PROBLEM TO WORK ON
All entries must be repeated exactly; do not include the pictures.

————

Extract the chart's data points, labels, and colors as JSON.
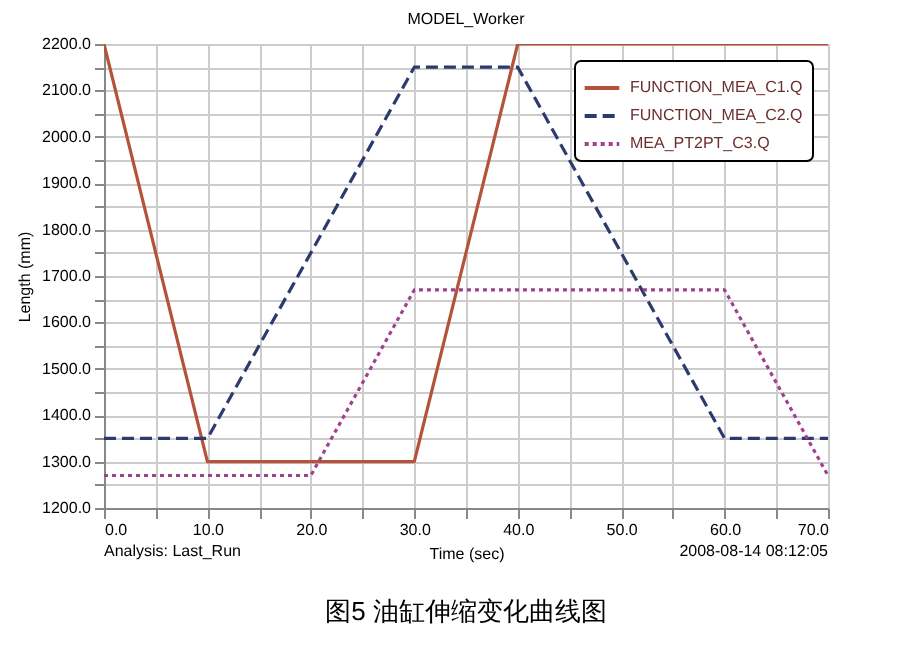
{
  "chart_data": {
    "type": "line",
    "title": "MODEL_Worker",
    "xlabel": "Time (sec)",
    "ylabel": "Length (mm)",
    "series": [
      {
        "name": "FUNCTION_MEA_C1.Q",
        "color": "#b5523b",
        "line_style": "solid",
        "x": [
          0,
          10,
          30,
          40,
          70
        ],
        "values": [
          2200,
          1300,
          1300,
          2200,
          2200
        ]
      },
      {
        "name": "FUNCTION_MEA_C2.Q",
        "color": "#2e3a6e",
        "line_style": "dashed",
        "x": [
          0,
          10,
          30,
          40,
          60,
          70
        ],
        "values": [
          1350,
          1350,
          2150,
          2150,
          1350,
          1350
        ]
      },
      {
        "name": "MEA_PT2PT_C3.Q",
        "color": "#a0408f",
        "line_style": "dotted",
        "x": [
          0,
          20,
          30,
          60,
          70
        ],
        "values": [
          1270,
          1270,
          1670,
          1670,
          1270
        ]
      }
    ],
    "xlim": [
      0,
      70
    ],
    "ylim": [
      1200,
      2200
    ],
    "xticks": [
      {
        "value": 0,
        "label": "0.0"
      },
      {
        "value": 5,
        "label": null
      },
      {
        "value": 10,
        "label": "10.0"
      },
      {
        "value": 15,
        "label": null
      },
      {
        "value": 20,
        "label": "20.0"
      },
      {
        "value": 25,
        "label": null
      },
      {
        "value": 30,
        "label": "30.0"
      },
      {
        "value": 35,
        "label": null
      },
      {
        "value": 40,
        "label": "40.0"
      },
      {
        "value": 45,
        "label": null
      },
      {
        "value": 50,
        "label": "50.0"
      },
      {
        "value": 55,
        "label": null
      },
      {
        "value": 60,
        "label": "60.0"
      },
      {
        "value": 65,
        "label": null
      },
      {
        "value": 70,
        "label": "70.0"
      }
    ],
    "yticks": [
      {
        "value": 1200,
        "label": "1200.0"
      },
      {
        "value": 1250,
        "label": null
      },
      {
        "value": 1300,
        "label": "1300.0"
      },
      {
        "value": 1350,
        "label": null
      },
      {
        "value": 1400,
        "label": "1400.0"
      },
      {
        "value": 1450,
        "label": null
      },
      {
        "value": 1500,
        "label": "1500.0"
      },
      {
        "value": 1550,
        "label": null
      },
      {
        "value": 1600,
        "label": "1600.0"
      },
      {
        "value": 1650,
        "label": null
      },
      {
        "value": 1700,
        "label": "1700.0"
      },
      {
        "value": 1750,
        "label": null
      },
      {
        "value": 1800,
        "label": "1800.0"
      },
      {
        "value": 1850,
        "label": null
      },
      {
        "value": 1900,
        "label": "1900.0"
      },
      {
        "value": 1950,
        "label": null
      },
      {
        "value": 2000,
        "label": "2000.0"
      },
      {
        "value": 2050,
        "label": null
      },
      {
        "value": 2100,
        "label": "2100.0"
      },
      {
        "value": 2150,
        "label": null
      },
      {
        "value": 2200,
        "label": "2200.0"
      }
    ],
    "grid": true,
    "legend": "top right",
    "marker": "none",
    "annotations": [
      "Analysis: Last_Run",
      "2008-08-14 08:12:05",
      "图5  油缸伸缩变化曲线图"
    ]
  }
}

————

EXERCISE RESPONSE
Extract the chart's data points, labels, and colors as JSON.
{
  "chart_data": {
    "type": "line",
    "title": "MODEL_Worker",
    "xlabel": "Time (sec)",
    "ylabel": "Length (mm)",
    "series": [
      {
        "name": "FUNCTION_MEA_C1.Q",
        "color": "#b5523b",
        "line_style": "solid",
        "x": [
          0,
          10,
          30,
          40,
          70
        ],
        "values": [
          2200,
          1300,
          1300,
          2200,
          2200
        ]
      },
      {
        "name": "FUNCTION_MEA_C2.Q",
        "color": "#2e3a6e",
        "line_style": "dashed",
        "x": [
          0,
          10,
          30,
          40,
          60,
          70
        ],
        "values": [
          1350,
          1350,
          2150,
          2150,
          1350,
          1350
        ]
      },
      {
        "name": "MEA_PT2PT_C3.Q",
        "color": "#a0408f",
        "line_style": "dotted",
        "x": [
          0,
          20,
          30,
          60,
          70
        ],
        "values": [
          1270,
          1270,
          1670,
          1670,
          1270
        ]
      }
    ],
    "xlim": [
      0,
      70
    ],
    "ylim": [
      1200,
      2200
    ],
    "xticks": [
      {
        "value": 0,
        "label": "0.0"
      },
      {
        "value": 5,
        "label": null
      },
      {
        "value": 10,
        "label": "10.0"
      },
      {
        "value": 15,
        "label": null
      },
      {
        "value": 20,
        "label": "20.0"
      },
      {
        "value": 25,
        "label": null
      },
      {
        "value": 30,
        "label": "30.0"
      },
      {
        "value": 35,
        "label": null
      },
      {
        "value": 40,
        "label": "40.0"
      },
      {
        "value": 45,
        "label": null
      },
      {
        "value": 50,
        "label": "50.0"
      },
      {
        "value": 55,
        "label": null
      },
      {
        "value": 60,
        "label": "60.0"
      },
      {
        "value": 65,
        "label": null
      },
      {
        "value": 70,
        "label": "70.0"
      }
    ],
    "yticks": [
      {
        "value": 1200,
        "label": "1200.0"
      },
      {
        "value": 1250,
        "label": null
      },
      {
        "value": 1300,
        "label": "1300.0"
      },
      {
        "value": 1350,
        "label": null
      },
      {
        "value": 1400,
        "label": "1400.0"
      },
      {
        "value": 1450,
        "label": null
      },
      {
        "value": 1500,
        "label": "1500.0"
      },
      {
        "value": 1550,
        "label": null
      },
      {
        "value": 1600,
        "label": "1600.0"
      },
      {
        "value": 1650,
        "label": null
      },
      {
        "value": 1700,
        "label": "1700.0"
      },
      {
        "value": 1750,
        "label": null
      },
      {
        "value": 1800,
        "label": "1800.0"
      },
      {
        "value": 1850,
        "label": null
      },
      {
        "value": 1900,
        "label": "1900.0"
      },
      {
        "value": 1950,
        "label": null
      },
      {
        "value": 2000,
        "label": "2000.0"
      },
      {
        "value": 2050,
        "label": null
      },
      {
        "value": 2100,
        "label": "2100.0"
      },
      {
        "value": 2150,
        "label": null
      },
      {
        "value": 2200,
        "label": "2200.0"
      }
    ],
    "grid": true,
    "legend": "top right",
    "marker": "none",
    "annotations": [
      "Analysis: Last_Run",
      "2008-08-14 08:12:05",
      "图5  油缸伸缩变化曲线图"
    ]
  }
}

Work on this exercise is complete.